Task objective
Check every line below for the string "puntilla", and copy the lines that contain it.

>> start Provided information

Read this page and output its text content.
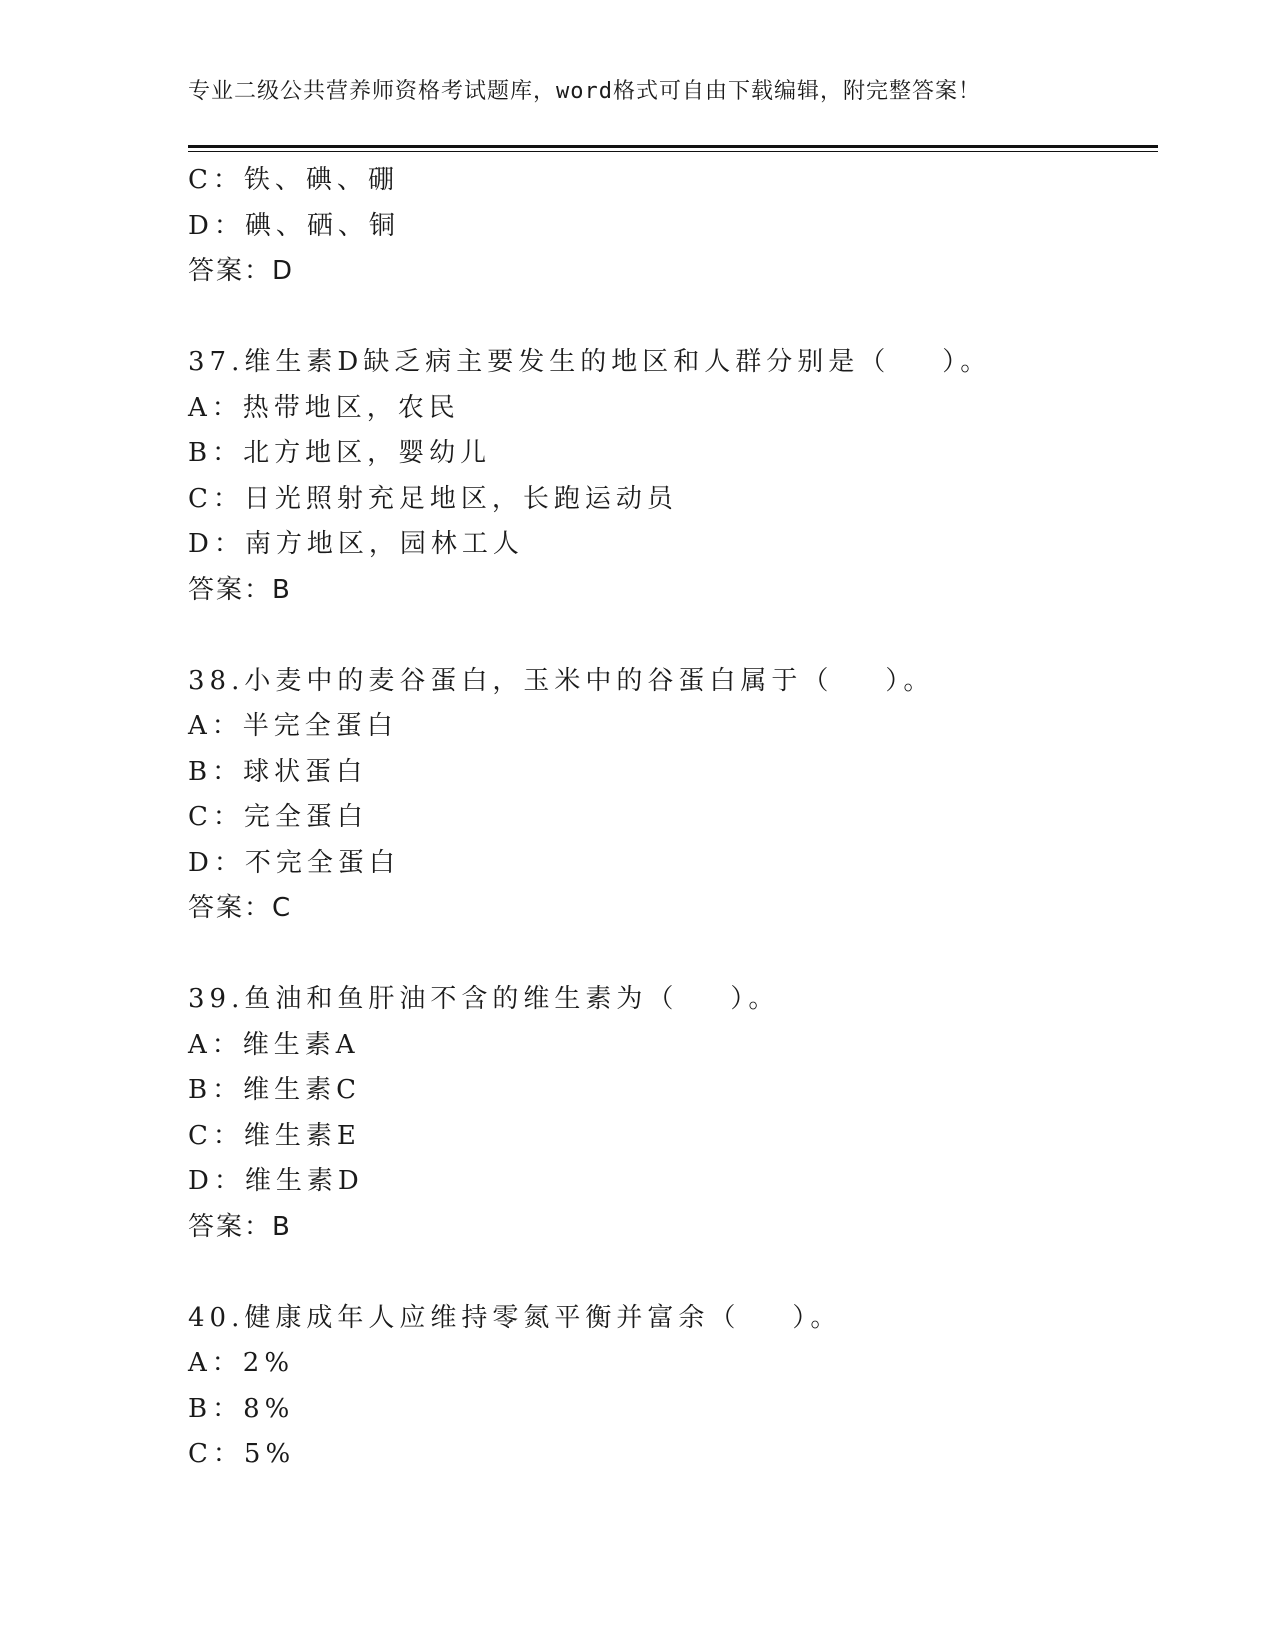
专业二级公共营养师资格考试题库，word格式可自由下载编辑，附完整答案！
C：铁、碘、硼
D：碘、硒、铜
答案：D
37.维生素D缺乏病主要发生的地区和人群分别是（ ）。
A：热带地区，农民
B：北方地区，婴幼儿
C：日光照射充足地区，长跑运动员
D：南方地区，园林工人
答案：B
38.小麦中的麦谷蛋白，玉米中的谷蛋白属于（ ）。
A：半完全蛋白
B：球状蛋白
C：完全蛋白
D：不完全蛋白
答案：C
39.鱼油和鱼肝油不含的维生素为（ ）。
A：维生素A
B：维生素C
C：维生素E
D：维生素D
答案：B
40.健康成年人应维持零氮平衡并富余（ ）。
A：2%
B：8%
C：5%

>> end Provided information
>> start Provided information

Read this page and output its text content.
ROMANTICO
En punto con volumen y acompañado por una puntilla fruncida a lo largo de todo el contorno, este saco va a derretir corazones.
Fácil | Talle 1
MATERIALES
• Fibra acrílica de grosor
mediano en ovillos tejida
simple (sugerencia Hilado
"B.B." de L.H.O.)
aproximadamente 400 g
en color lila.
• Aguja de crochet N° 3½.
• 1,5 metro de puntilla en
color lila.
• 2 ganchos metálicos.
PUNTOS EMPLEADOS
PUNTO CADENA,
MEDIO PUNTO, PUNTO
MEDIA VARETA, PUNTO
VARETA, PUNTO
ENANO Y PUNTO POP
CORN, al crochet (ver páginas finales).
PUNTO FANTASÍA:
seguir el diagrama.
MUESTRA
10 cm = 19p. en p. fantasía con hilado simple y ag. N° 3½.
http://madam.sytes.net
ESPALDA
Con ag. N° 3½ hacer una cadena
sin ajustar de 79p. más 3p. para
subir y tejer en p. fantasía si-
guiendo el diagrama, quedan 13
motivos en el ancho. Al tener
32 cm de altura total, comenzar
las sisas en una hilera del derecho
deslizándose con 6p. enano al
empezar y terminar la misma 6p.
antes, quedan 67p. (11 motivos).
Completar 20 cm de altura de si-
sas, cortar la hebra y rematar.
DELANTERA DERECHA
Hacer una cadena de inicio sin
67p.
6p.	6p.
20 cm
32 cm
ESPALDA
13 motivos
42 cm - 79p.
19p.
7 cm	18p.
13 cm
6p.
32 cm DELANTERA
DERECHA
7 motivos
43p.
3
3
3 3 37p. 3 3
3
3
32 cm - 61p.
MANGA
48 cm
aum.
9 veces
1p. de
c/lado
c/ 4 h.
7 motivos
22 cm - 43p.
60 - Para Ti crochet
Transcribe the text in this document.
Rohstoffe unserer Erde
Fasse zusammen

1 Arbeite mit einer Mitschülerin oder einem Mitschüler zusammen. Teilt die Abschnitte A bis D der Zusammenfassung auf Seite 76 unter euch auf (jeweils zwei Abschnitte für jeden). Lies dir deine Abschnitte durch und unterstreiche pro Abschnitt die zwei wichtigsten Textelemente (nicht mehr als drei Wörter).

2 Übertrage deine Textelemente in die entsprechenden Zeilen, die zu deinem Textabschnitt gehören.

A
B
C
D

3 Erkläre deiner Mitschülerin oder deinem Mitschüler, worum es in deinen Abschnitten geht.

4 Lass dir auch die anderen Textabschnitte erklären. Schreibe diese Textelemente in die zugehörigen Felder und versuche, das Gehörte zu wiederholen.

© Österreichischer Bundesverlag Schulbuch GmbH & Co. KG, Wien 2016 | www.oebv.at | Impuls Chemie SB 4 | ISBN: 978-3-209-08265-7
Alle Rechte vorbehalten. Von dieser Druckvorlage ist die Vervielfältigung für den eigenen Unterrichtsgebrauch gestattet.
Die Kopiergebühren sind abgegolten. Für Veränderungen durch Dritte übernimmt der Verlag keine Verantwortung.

>> end Provided information

Full response
En punto con volumen y acompañado por una puntilla fruncida a lo largo de todo el contorno, este saco va a derretir corazones.
• 1,5 metro de puntilla en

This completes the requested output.